Exercise details: Restate the full set of records exactly, without adding or dropping a word.
<<<<
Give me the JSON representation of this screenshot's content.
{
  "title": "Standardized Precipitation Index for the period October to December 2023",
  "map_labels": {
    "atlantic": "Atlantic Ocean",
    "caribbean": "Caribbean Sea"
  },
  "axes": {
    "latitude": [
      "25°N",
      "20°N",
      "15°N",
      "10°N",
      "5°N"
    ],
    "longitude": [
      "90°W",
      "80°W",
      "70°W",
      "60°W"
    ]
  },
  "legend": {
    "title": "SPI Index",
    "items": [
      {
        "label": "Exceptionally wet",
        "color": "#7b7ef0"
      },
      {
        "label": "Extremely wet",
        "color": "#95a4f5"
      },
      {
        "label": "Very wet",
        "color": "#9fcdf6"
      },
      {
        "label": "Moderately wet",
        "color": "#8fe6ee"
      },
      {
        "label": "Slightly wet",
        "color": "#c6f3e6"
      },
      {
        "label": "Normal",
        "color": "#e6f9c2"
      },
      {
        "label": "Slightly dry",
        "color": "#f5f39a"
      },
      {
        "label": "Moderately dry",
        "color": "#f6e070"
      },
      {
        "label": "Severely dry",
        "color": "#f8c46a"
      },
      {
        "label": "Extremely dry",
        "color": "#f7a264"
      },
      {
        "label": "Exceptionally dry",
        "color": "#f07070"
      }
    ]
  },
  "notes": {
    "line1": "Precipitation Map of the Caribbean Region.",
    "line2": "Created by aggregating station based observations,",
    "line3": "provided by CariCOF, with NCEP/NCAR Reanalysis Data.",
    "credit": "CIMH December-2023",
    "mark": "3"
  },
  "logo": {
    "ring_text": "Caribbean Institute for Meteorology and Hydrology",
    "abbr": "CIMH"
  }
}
>>>>
Exercise response:
Give me the JSON representation of this screenshot's content.
{
  "title": "Standardized Precipitation Index for the period October to December 2023",
  "map_labels": {
    "atlantic": "Atlantic Ocean",
    "caribbean": "Caribbean Sea"
  },
  "axes": {
    "latitude": [
      "25°N",
      "20°N",
      "15°N",
      "10°N",
      "5°N"
    ],
    "longitude": [
      "90°W",
      "80°W",
      "70°W",
      "60°W"
    ]
  },
  "legend": {
    "title": "SPI Index",
    "items": [
      {
        "label": "Exceptionally wet",
        "color": "#7b7ef0"
      },
      {
        "label": "Extremely wet",
        "color": "#95a4f5"
      },
      {
        "label": "Very wet",
        "color": "#9fcdf6"
      },
      {
        "label": "Moderately wet",
        "color": "#8fe6ee"
      },
      {
        "label": "Slightly wet",
        "color": "#c6f3e6"
      },
      {
        "label": "Normal",
        "color": "#e6f9c2"
      },
      {
        "label": "Slightly dry",
        "color": "#f5f39a"
      },
      {
        "label": "Moderately dry",
        "color": "#f6e070"
      },
      {
        "label": "Severely dry",
        "color": "#f8c46a"
      },
      {
        "label": "Extremely dry",
        "color": "#f7a264"
      },
      {
        "label": "Exceptionally dry",
        "color": "#f07070"
      }
    ]
  },
  "notes": {
    "line1": "Precipitation Map of the Caribbean Region.",
    "line2": "Created by aggregating station based observations,",
    "line3": "provided by CariCOF, with NCEP/NCAR Reanalysis Data.",
    "credit": "CIMH December-2023",
    "mark": "3"
  },
  "logo": {
    "ring_text": "Caribbean Institute for Meteorology and Hydrology",
    "abbr": "CIMH"
  }
}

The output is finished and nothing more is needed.